▸ What you should do
Output exactly the lines from the line with "Serialize everything readable" through the end of the records below. Include nothing else.

--------

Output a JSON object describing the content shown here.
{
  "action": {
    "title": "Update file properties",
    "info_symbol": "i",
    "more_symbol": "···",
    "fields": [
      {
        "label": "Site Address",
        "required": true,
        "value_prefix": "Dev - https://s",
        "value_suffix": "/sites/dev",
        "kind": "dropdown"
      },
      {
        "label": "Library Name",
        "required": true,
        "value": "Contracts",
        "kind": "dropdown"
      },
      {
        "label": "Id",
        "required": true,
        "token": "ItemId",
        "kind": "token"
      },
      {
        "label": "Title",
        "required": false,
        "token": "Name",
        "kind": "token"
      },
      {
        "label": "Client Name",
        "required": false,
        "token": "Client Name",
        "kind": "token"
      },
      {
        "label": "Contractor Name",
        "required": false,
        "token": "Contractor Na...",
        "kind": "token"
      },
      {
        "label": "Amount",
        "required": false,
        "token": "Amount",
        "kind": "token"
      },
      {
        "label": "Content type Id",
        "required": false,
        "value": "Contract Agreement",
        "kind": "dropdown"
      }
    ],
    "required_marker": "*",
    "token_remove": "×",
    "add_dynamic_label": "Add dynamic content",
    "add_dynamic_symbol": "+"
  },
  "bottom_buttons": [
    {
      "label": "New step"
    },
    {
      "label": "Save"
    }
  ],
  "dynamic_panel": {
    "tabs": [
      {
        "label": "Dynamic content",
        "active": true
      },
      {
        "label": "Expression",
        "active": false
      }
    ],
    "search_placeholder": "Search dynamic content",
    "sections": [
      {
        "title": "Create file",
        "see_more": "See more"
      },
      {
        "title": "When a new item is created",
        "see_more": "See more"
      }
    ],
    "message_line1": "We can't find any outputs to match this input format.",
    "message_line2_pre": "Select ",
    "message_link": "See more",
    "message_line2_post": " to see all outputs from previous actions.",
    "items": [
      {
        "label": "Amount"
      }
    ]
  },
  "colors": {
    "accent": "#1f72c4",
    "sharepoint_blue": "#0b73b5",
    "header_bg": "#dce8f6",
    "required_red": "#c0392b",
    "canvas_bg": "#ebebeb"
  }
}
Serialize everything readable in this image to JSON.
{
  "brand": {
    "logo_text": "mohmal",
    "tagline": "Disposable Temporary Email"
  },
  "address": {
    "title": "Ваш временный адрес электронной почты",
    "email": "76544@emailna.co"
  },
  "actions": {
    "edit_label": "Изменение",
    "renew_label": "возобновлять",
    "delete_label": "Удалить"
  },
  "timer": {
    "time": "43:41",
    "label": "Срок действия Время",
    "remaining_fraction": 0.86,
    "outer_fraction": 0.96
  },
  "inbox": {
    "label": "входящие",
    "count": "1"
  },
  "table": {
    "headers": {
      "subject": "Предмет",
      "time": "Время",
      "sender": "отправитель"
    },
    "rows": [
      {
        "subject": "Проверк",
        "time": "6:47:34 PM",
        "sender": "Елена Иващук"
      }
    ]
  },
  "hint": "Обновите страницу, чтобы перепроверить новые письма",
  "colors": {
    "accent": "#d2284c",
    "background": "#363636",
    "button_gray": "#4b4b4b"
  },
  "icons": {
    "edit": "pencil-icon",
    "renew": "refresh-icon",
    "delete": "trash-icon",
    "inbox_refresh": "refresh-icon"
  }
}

--------

▸ Right answer
Serialize everything readable in this image to JSON.
{
  "brand": {
    "logo_text": "mohmal",
    "tagline": "Disposable Temporary Email"
  },
  "address": {
    "title": "Ваш временный адрес электронной почты",
    "email": "76544@emailna.co"
  },
  "actions": {
    "edit_label": "Изменение",
    "renew_label": "возобновлять",
    "delete_label": "Удалить"
  },
  "timer": {
    "time": "43:41",
    "label": "Срок действия Время",
    "remaining_fraction": 0.86,
    "outer_fraction": 0.96
  },
  "inbox": {
    "label": "входящие",
    "count": "1"
  },
  "table": {
    "headers": {
      "subject": "Предмет",
      "time": "Время",
      "sender": "отправитель"
    },
    "rows": [
      {
        "subject": "Проверк",
        "time": "6:47:34 PM",
        "sender": "Елена Иващук"
      }
    ]
  },
  "hint": "Обновите страницу, чтобы перепроверить новые письма",
  "colors": {
    "accent": "#d2284c",
    "background": "#363636",
    "button_gray": "#4b4b4b"
  },
  "icons": {
    "edit": "pencil-icon",
    "renew": "refresh-icon",
    "delete": "trash-icon",
    "inbox_refresh": "refresh-icon"
  }
}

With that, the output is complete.